Tasks:
a: Why does the first post in the string theory discussion say string theory is not a coherent, well-defined scientific theory? Answer in one to three sentences.
b: How does the string theory discussion read between "Partly it is" and "a noble epithet...", inclusive, once "applied math" is swapped for "pure mathematics"?

Excerpt to read:
Partly it is just the customary way people talk, which is hard to change or make entirely consistent. It seems as if "string theory" is not a theory of nature. As David Gross has said "we don't know what string theory is!" So it is not a coherent well-defined scientific theory. But it does resemble a large active branch of applied math---and it seems natural to a lot of people to call it a "theory" in that sense. It sounds right to them.

That's my take on it. There's a lot of disingenuous doubletalk that you can't nail down.
 
  • #8
Lots of these should probably be called "hypothesis" ...or something similar.

Poor 'ol Bill Unruh never got his "effect" such a noble epithet...

And likewise Jacob beckenstein...saddled with the monicker "bound"...

no need to get panties in a bunch over these imprecise terms...lots better things to argue and haggle over...
 
  • #9
There are things that if are seen would favour string theory, it's just that the experiments may be beyond present technological capabilities. Quantum electrodynamics would not have been testable 130 years ago, that doesn't mean that if someone has come up with the theory then, that it wasn't a scientific theory until the 20th century.

Raw data:
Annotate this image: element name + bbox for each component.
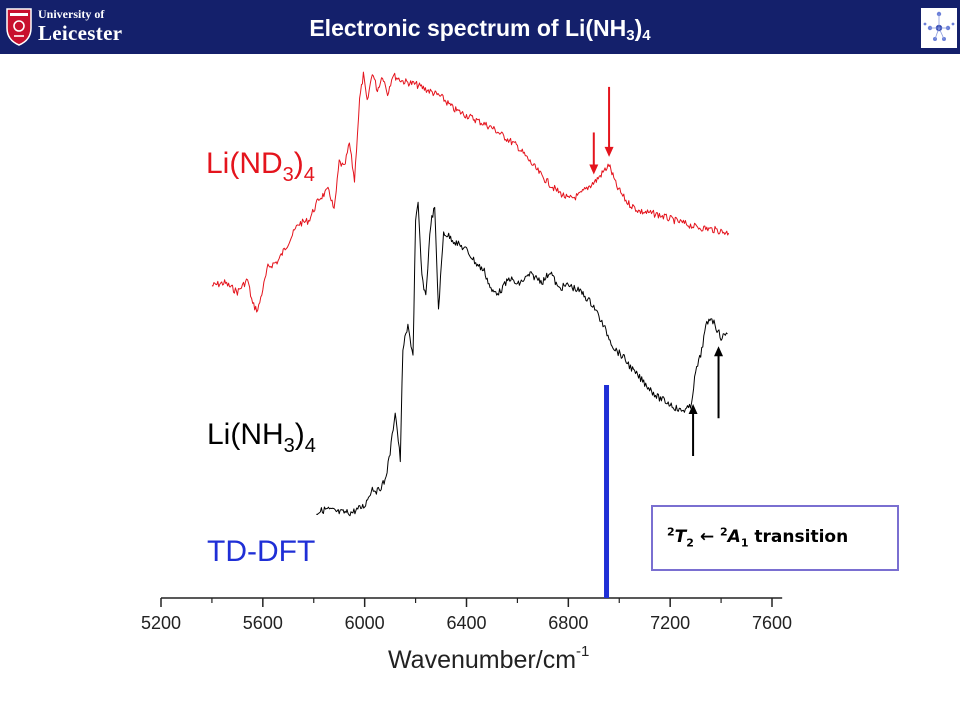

Task results:
a: David Gross has said "we don't know what string theory is!" So the post concludes that string theory is not a coherent, well-defined scientific theory.

b:
Partly it is just the customary way people talk, which is hard to change or make entirely consistent. It seems as if "string theory" is not a theory of nature. As David Gross has said "we don't know what string theory is!" So it is not a coherent well-defined scientific theory. But it does resemble a large active branch of pure mathematics---and it seems natural to a lot of people to call it a "theory" in that sense. It sounds right to them.

That's my take on it. There's a lot of disingenuous doubletalk that you can't nail down.
 
  • #8
Lots of these should probably be called "hypothesis" ...or something similar.

Poor 'ol Bill Unruh never got his "effect" such a noble epithet...